§ Set problem: Show, in full, each line of the data that contains "screenshot".

§ Information given:
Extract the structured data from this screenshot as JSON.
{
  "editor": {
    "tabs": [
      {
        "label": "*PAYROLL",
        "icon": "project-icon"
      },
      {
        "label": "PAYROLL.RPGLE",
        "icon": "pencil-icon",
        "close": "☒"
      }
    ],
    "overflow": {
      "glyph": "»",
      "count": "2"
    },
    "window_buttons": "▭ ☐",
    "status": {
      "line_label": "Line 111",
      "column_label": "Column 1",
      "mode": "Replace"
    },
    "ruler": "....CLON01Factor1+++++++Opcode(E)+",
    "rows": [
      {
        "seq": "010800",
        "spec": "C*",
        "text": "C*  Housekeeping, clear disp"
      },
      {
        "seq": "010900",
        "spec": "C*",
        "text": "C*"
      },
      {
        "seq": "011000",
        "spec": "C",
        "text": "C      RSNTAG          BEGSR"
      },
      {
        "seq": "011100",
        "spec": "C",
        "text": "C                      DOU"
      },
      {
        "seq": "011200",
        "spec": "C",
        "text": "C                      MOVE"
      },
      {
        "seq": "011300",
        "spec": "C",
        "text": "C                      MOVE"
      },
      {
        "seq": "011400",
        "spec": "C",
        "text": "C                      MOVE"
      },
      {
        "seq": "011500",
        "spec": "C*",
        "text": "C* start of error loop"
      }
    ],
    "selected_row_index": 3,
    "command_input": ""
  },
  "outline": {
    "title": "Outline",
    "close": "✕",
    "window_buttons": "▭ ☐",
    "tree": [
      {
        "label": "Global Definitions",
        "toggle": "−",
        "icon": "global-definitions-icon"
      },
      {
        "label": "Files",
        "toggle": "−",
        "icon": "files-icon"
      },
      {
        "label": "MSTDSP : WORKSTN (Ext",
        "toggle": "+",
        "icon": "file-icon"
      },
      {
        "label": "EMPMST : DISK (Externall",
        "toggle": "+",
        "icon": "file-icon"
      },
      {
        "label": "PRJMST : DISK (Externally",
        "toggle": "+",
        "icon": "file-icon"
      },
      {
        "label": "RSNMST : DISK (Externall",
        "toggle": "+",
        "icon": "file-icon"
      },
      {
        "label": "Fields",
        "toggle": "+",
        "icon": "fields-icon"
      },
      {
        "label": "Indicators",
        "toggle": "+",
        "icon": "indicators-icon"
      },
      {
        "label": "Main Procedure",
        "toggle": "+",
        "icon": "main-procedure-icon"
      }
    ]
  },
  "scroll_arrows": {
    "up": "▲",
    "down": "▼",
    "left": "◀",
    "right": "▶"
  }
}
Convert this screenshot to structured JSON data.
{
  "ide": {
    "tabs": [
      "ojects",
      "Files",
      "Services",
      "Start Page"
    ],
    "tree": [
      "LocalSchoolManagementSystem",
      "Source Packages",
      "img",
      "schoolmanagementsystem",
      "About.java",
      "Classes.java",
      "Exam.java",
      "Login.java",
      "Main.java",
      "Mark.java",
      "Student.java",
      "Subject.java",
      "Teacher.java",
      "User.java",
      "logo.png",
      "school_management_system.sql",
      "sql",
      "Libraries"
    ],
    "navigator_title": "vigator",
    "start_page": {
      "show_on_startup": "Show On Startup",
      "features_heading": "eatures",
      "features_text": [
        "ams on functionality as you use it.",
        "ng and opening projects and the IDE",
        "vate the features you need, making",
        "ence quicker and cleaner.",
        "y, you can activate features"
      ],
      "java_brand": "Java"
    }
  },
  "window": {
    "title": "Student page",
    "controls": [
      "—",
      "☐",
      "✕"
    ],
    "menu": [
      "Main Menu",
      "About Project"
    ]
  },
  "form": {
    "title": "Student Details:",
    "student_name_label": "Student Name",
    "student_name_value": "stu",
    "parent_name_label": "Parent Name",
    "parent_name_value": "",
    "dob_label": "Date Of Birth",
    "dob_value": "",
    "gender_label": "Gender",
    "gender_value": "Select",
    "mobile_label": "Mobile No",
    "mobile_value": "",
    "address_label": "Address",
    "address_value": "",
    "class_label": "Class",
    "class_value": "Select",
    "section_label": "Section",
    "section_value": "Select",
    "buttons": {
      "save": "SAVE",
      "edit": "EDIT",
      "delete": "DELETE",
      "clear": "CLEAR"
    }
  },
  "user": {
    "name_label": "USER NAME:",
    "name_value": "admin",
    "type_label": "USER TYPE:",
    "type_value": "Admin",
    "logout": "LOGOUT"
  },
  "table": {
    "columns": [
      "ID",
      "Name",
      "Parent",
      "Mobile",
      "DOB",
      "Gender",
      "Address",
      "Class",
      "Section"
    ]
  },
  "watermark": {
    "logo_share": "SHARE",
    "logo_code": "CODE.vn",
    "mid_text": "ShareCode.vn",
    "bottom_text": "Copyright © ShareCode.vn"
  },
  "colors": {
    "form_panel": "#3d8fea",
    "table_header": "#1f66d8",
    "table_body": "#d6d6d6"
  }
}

§ Answer to this exercise:
Extract the structured data from this screenshot as JSON.
Convert this screenshot to structured JSON data.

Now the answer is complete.